- **Prompt**
Omit every picture and write out the rest of the records exactly.

========

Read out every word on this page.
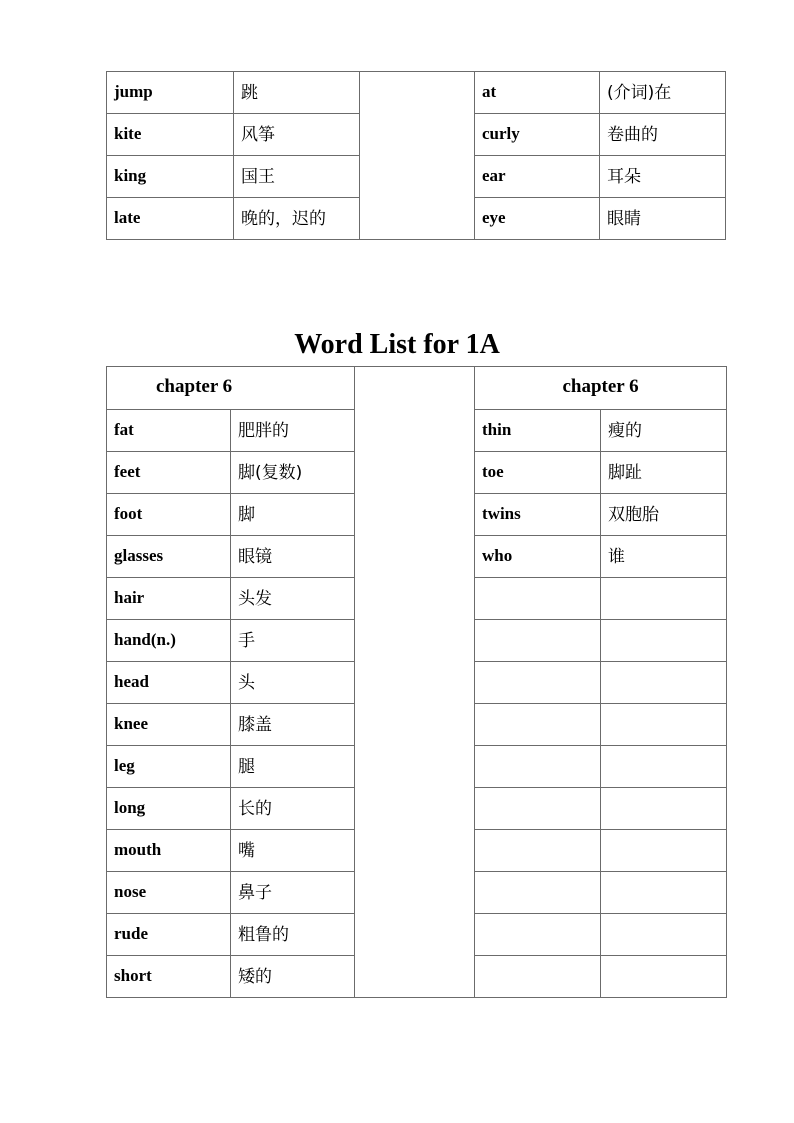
jump	跳		at	(介词)在
kite	风筝		curly	卷曲的
king	国王		ear	耳朵
late	晚的，迟的		eye	眼睛
Word List for 1A
chapter 6			chapter 6	
fat	肥胖的		thin	瘦的
feet	脚(复数)		toe	脚趾
foot	脚		twins	双胞胎
glasses	眼镜		who	谁
hair	头发			
hand(n.)	手			
head	头			
knee	膝盖			
leg	腿			
long	长的			
mouth	嘴			
nose	鼻子			
rude	粗鲁的			
short	矮的			
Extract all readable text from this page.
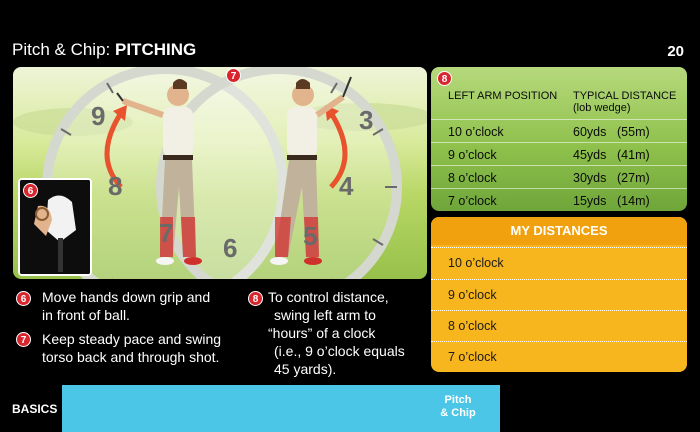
Pitch & Chip: PITCHING	20
9
8
7 6
3
4
5
7
6
8
LEFT ARM POSITION TYPICAL DISTANCE
(lob wedge)
10 o’clock	60yds (55m)
9 o’clock	45yds (41m)
8 o’clock	30yds (27m)
7 o’clock	15yds (14m)
MY DISTANCES
10 o’clock
9 o’clock
8 o’clock
7 o’clock
6	Move hands down grip and
in front of ball.
7	Keep steady pace and swing
torso back and through shot.
8 To control distance,
swing left arm to
“hours” of a clock
(i.e., 9 o’clock equals
45 yards).
BASICS
Pitch
& Chip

========

- **Output of the exercise**
Read out every word on this page.
jump	跳		at	(介词)在
kite	风筝		curly	卷曲的
king	国王		ear	耳朵
late	晚的，迟的		eye	眼睛
Word List for 1A
chapter 6			chapter 6	
fat	肥胖的		thin	瘦的
feet	脚(复数)		toe	脚趾
foot	脚		twins	双胞胎
glasses	眼镜		who	谁
hair	头发			
hand(n.)	手			
head	头			
knee	膝盖			
leg	腿			
long	长的			
mouth	嘴			
nose	鼻子			
rude	粗鲁的			
short	矮的			
Extract all readable text from this page.
Pitch & Chip: PITCHING	20
9
8
7 6
3
4
5
7
6
8
LEFT ARM POSITION TYPICAL DISTANCE
(lob wedge)
10 o’clock	60yds (55m)
9 o’clock	45yds (41m)
8 o’clock	30yds (27m)
7 o’clock	15yds (14m)
MY DISTANCES
10 o’clock
9 o’clock
8 o’clock
7 o’clock
6	Move hands down grip and
in front of ball.
7	Keep steady pace and swing
torso back and through shot.
8 To control distance,
swing left arm to
“hours” of a clock
(i.e., 9 o’clock equals
45 yards).
BASICS
Pitch
& Chip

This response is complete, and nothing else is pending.